Data entries:

········

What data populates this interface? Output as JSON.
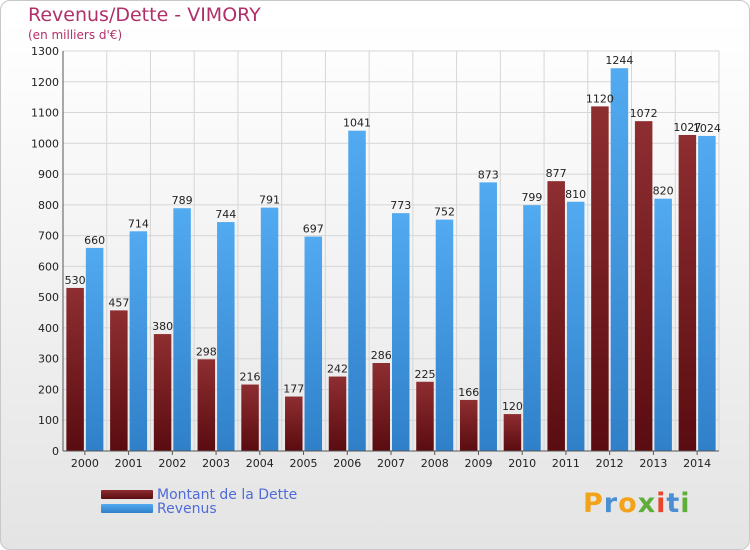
{
  "chart_data": {
    "type": "bar",
    "title": "Revenus/Dette - VIMORY",
    "subtitle": "(en milliers d'€)",
    "categories": [
      "2000",
      "2001",
      "2002",
      "2003",
      "2004",
      "2005",
      "2006",
      "2007",
      "2008",
      "2009",
      "2010",
      "2011",
      "2012",
      "2013",
      "2014"
    ],
    "series": [
      {
        "name": "Montant de la Dette",
        "color": "#7a1f22",
        "values": [
          530,
          457,
          380,
          298,
          216,
          177,
          242,
          286,
          225,
          166,
          120,
          877,
          1120,
          1072,
          1027
        ]
      },
      {
        "name": "Revenus",
        "color": "#3c97e0",
        "values": [
          660,
          714,
          789,
          744,
          791,
          697,
          1041,
          773,
          752,
          873,
          799,
          810,
          1244,
          820,
          1024
        ]
      }
    ],
    "ylim": [
      0,
      1300
    ],
    "yticks": [
      0,
      100,
      200,
      300,
      400,
      500,
      600,
      700,
      800,
      900,
      1000,
      1100,
      1200,
      1300
    ],
    "grid": true,
    "legend_position": "bottom-left"
  },
  "brand": {
    "letters": [
      {
        "ch": "P",
        "color": "#f2a31a"
      },
      {
        "ch": "r",
        "color": "#4a8fd4"
      },
      {
        "ch": "o",
        "color": "#f2a31a"
      },
      {
        "ch": "x",
        "color": "#5fae3a"
      },
      {
        "ch": "i",
        "color": "#e8452c"
      },
      {
        "ch": "t",
        "color": "#4a8fd4"
      },
      {
        "ch": "i",
        "color": "#5fae3a"
      }
    ]
  }
}
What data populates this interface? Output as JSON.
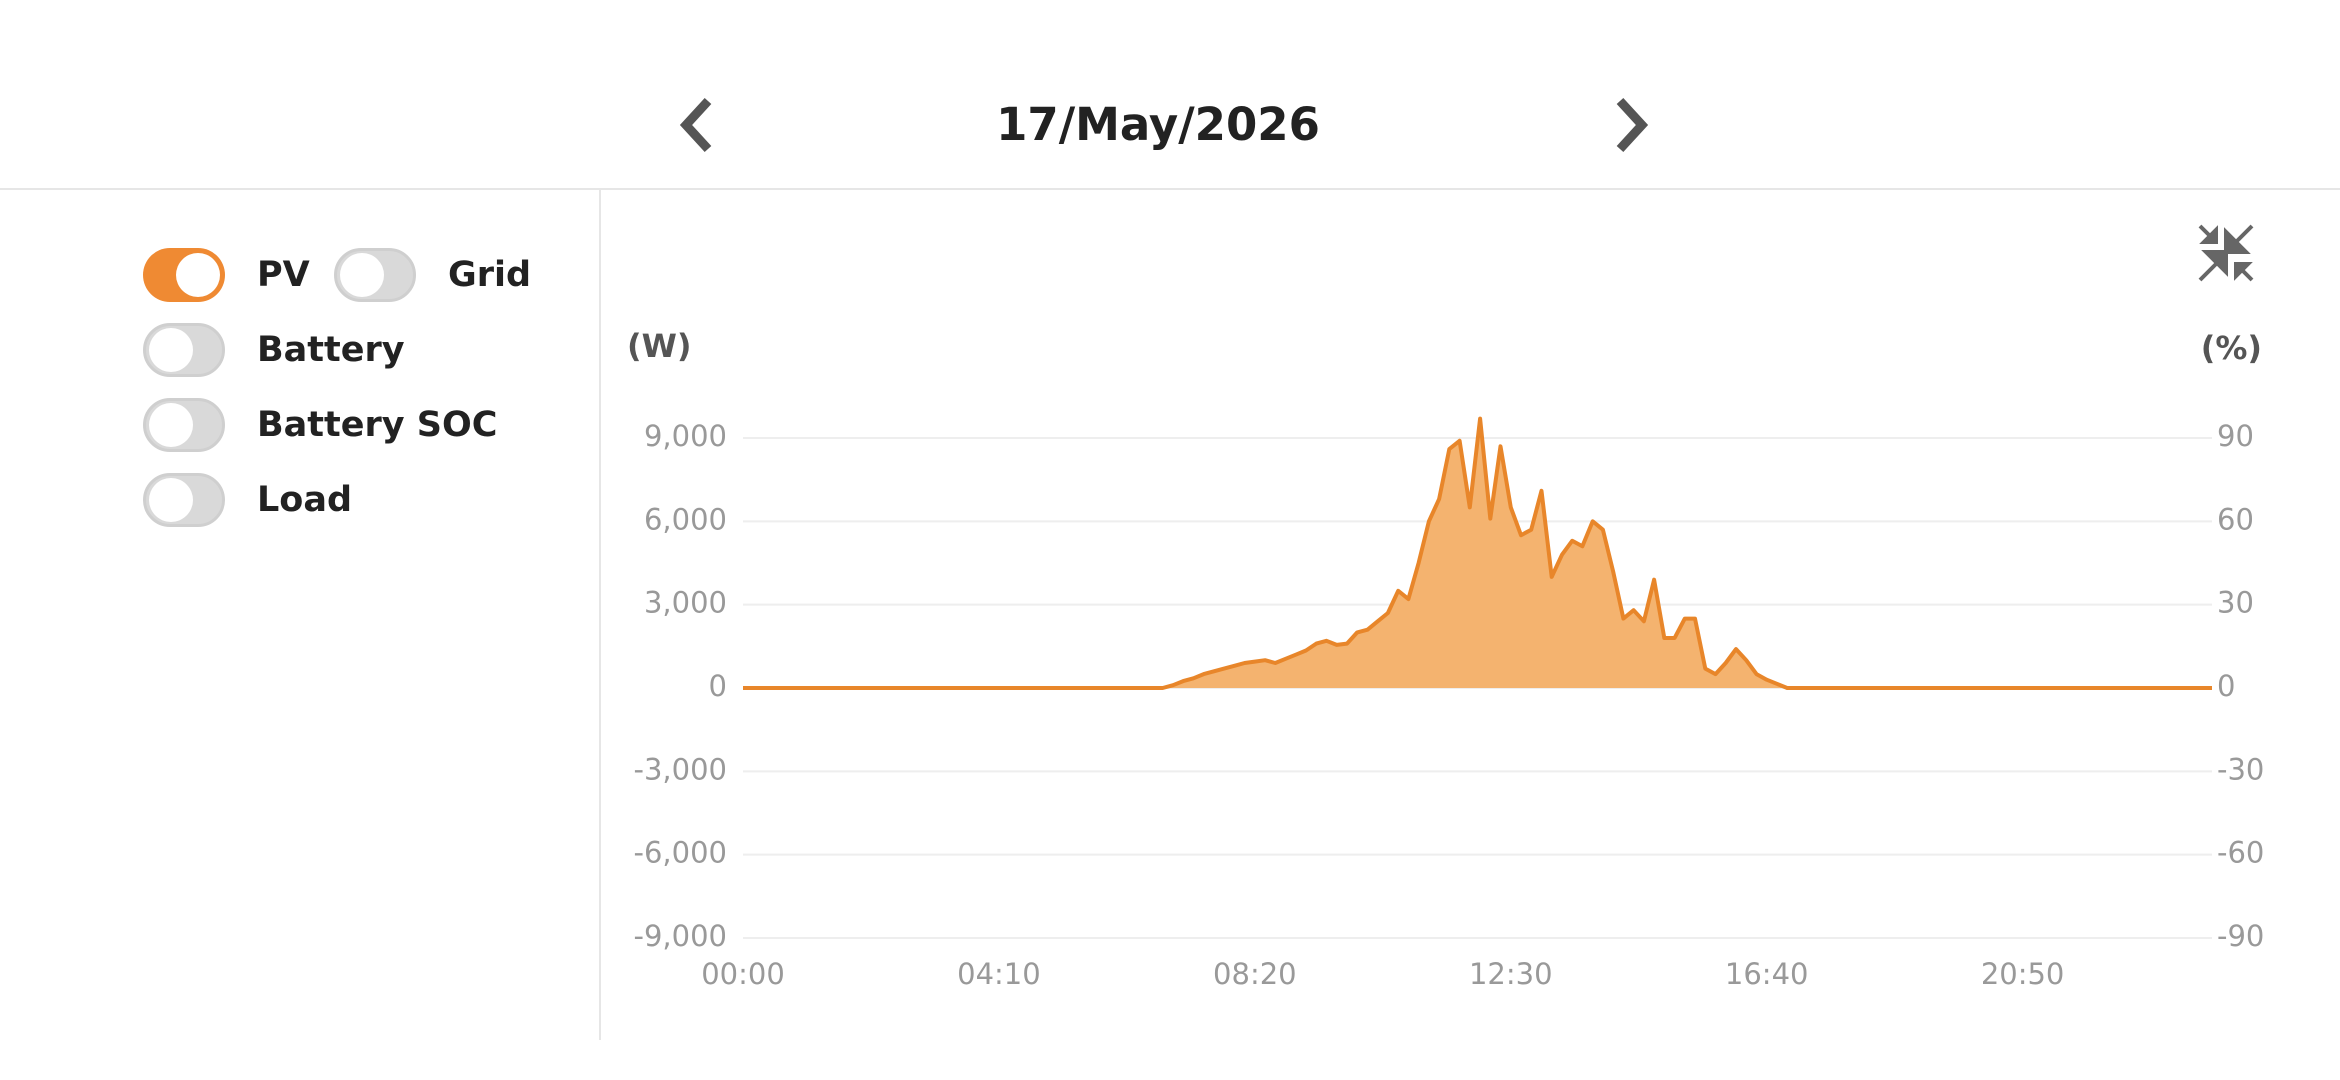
{
  "header": {
    "date": "17/May/2026"
  },
  "toggles": [
    {
      "label": "Grid",
      "on": false
    },
    {
      "label": "Battery",
      "on": false
    },
    {
      "label": "Battery SOC",
      "on": false
    },
    {
      "label": "Load",
      "on": false
    }
  ],
  "chart_data": {
    "type": "area",
    "y_label": "(W)",
    "y2_label": "(%)",
    "x": [
      "00:00",
      "06:50",
      "07:00",
      "07:10",
      "07:20",
      "07:30",
      "07:40",
      "07:50",
      "08:00",
      "08:10",
      "08:20",
      "08:30",
      "08:40",
      "08:50",
      "09:00",
      "09:10",
      "09:20",
      "09:30",
      "09:40",
      "09:50",
      "10:00",
      "10:10",
      "10:20",
      "10:30",
      "10:40",
      "10:50",
      "11:00",
      "11:10",
      "11:20",
      "11:30",
      "11:40",
      "11:50",
      "12:00",
      "12:10",
      "12:20",
      "12:30",
      "12:40",
      "12:50",
      "13:00",
      "13:10",
      "13:20",
      "13:30",
      "13:40",
      "13:50",
      "14:00",
      "14:10",
      "14:20",
      "14:30",
      "14:40",
      "14:50",
      "15:00",
      "15:10",
      "15:20",
      "15:30",
      "15:40",
      "15:50",
      "16:00",
      "16:10",
      "16:20",
      "16:30",
      "16:40",
      "16:50",
      "17:00",
      "23:55"
    ],
    "series": [
      {
        "name": "PV",
        "color": "#e8862a",
        "fill": "#f4b36f",
        "visible": true,
        "values": [
          0,
          0,
          100,
          250,
          350,
          500,
          600,
          700,
          800,
          900,
          950,
          1000,
          900,
          1050,
          1200,
          1350,
          1600,
          1700,
          1550,
          1600,
          2000,
          2100,
          2400,
          2700,
          3500,
          3200,
          4500,
          6000,
          6800,
          8600,
          8900,
          6500,
          9700,
          6100,
          8700,
          6500,
          5500,
          5700,
          7100,
          4000,
          4800,
          5300,
          5100,
          6000,
          5700,
          4200,
          2500,
          2800,
          2400,
          3900,
          1800,
          1800,
          2500,
          2500,
          700,
          500,
          900,
          1400,
          1000,
          500,
          300,
          150,
          0,
          0
        ]
      }
    ],
    "xlim": [
      "00:00",
      "23:55"
    ],
    "xticks": [
      "00:00",
      "04:10",
      "08:20",
      "12:30",
      "16:40",
      "20:50"
    ],
    "ylim": [
      -9000,
      9000
    ],
    "yticks": [
      {
        "value": 9000,
        "label": "9,000"
      },
      {
        "value": 6000,
        "label": "6,000"
      },
      {
        "value": 3000,
        "label": "3,000"
      },
      0,
      {
        "value": -3000,
        "label": "-3,000"
      },
      {
        "value": -6000,
        "label": "-6,000"
      },
      {
        "value": -9000,
        "label": "-9,000"
      }
    ],
    "y2lim": [
      -90,
      90
    ],
    "y2ticks": [
      90,
      60,
      30,
      0,
      -30,
      -60,
      -90
    ],
    "grid": true
  }
}
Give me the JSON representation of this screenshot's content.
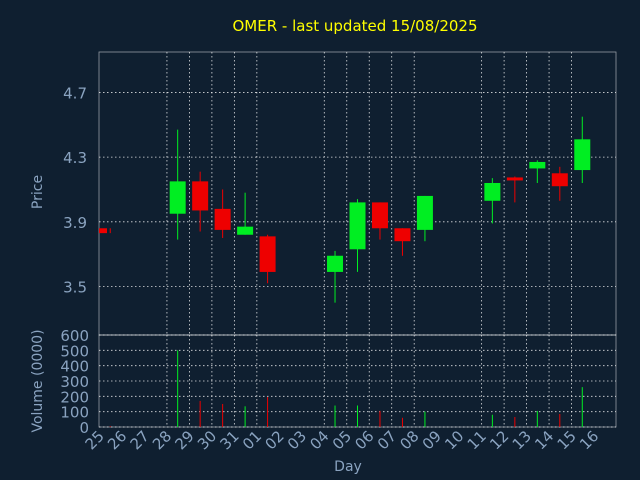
{
  "title": "OMER - last updated 15/08/2025",
  "chart_data": [
    {
      "type": "candlestick",
      "ylabel": "Price",
      "xlabel": "",
      "ylim": [
        3.2,
        4.95
      ],
      "yticks": [
        "3.5",
        "3.9",
        "4.3",
        "4.7"
      ],
      "grid": true,
      "candles": [
        {
          "day": "25",
          "open": 3.86,
          "close": 3.83,
          "high": 3.86,
          "low": 3.83
        },
        {
          "day": "28",
          "open": 3.95,
          "close": 4.15,
          "high": 4.47,
          "low": 3.79
        },
        {
          "day": "29",
          "open": 4.15,
          "close": 3.97,
          "high": 4.21,
          "low": 3.84
        },
        {
          "day": "30",
          "open": 3.98,
          "close": 3.85,
          "high": 4.1,
          "low": 3.8
        },
        {
          "day": "31",
          "open": 3.82,
          "close": 3.87,
          "high": 4.08,
          "low": 3.82
        },
        {
          "day": "01",
          "open": 3.81,
          "close": 3.59,
          "high": 3.82,
          "low": 3.52
        },
        {
          "day": "04",
          "open": 3.59,
          "close": 3.69,
          "high": 3.72,
          "low": 3.4
        },
        {
          "day": "05",
          "open": 3.73,
          "close": 4.02,
          "high": 4.04,
          "low": 3.59
        },
        {
          "day": "06",
          "open": 4.02,
          "close": 3.86,
          "high": 4.02,
          "low": 3.79
        },
        {
          "day": "07",
          "open": 3.86,
          "close": 3.78,
          "high": 3.86,
          "low": 3.69
        },
        {
          "day": "08",
          "open": 3.85,
          "close": 4.06,
          "high": 4.06,
          "low": 3.78
        },
        {
          "day": "11",
          "open": 4.03,
          "close": 4.14,
          "high": 4.17,
          "low": 3.89
        },
        {
          "day": "12",
          "open": 4.17,
          "close": 4.16,
          "high": 4.18,
          "low": 4.02
        },
        {
          "day": "13",
          "open": 4.23,
          "close": 4.27,
          "high": 4.28,
          "low": 4.14
        },
        {
          "day": "14",
          "open": 4.2,
          "close": 4.12,
          "high": 4.24,
          "low": 4.03
        },
        {
          "day": "15",
          "open": 4.22,
          "close": 4.41,
          "high": 4.55,
          "low": 4.14
        }
      ]
    },
    {
      "type": "bar",
      "ylabel": "Volume (0000)",
      "xlabel": "Day",
      "ylim": [
        0,
        600
      ],
      "yticks": [
        "0",
        "100",
        "200",
        "300",
        "400",
        "500",
        "600"
      ],
      "grid": true,
      "categories": [
        "25",
        "26",
        "27",
        "28",
        "29",
        "30",
        "31",
        "01",
        "02",
        "03",
        "04",
        "05",
        "06",
        "07",
        "08",
        "09",
        "10",
        "11",
        "12",
        "13",
        "14",
        "15",
        "16"
      ],
      "values": [
        {
          "day": "25",
          "value": 5,
          "direction": "down"
        },
        {
          "day": "28",
          "value": 500,
          "direction": "up"
        },
        {
          "day": "29",
          "value": 170,
          "direction": "down"
        },
        {
          "day": "30",
          "value": 150,
          "direction": "down"
        },
        {
          "day": "31",
          "value": 135,
          "direction": "up"
        },
        {
          "day": "01",
          "value": 195,
          "direction": "down"
        },
        {
          "day": "04",
          "value": 140,
          "direction": "up"
        },
        {
          "day": "05",
          "value": 140,
          "direction": "up"
        },
        {
          "day": "06",
          "value": 105,
          "direction": "down"
        },
        {
          "day": "07",
          "value": 60,
          "direction": "down"
        },
        {
          "day": "08",
          "value": 100,
          "direction": "up"
        },
        {
          "day": "11",
          "value": 80,
          "direction": "up"
        },
        {
          "day": "12",
          "value": 65,
          "direction": "down"
        },
        {
          "day": "13",
          "value": 105,
          "direction": "up"
        },
        {
          "day": "14",
          "value": 85,
          "direction": "down"
        },
        {
          "day": "15",
          "value": 260,
          "direction": "up"
        }
      ]
    }
  ],
  "colors": {
    "up": "#00ee22",
    "down": "#ee0000",
    "background": "#0f1f30",
    "title": "#ffff00",
    "axis_text": "#8aa3c0"
  }
}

········

Find every line in the records that contains the word "Revenus"; copy those lines.

    "title": "Revenus/Dette - VIMORY",
        "name": "Revenus",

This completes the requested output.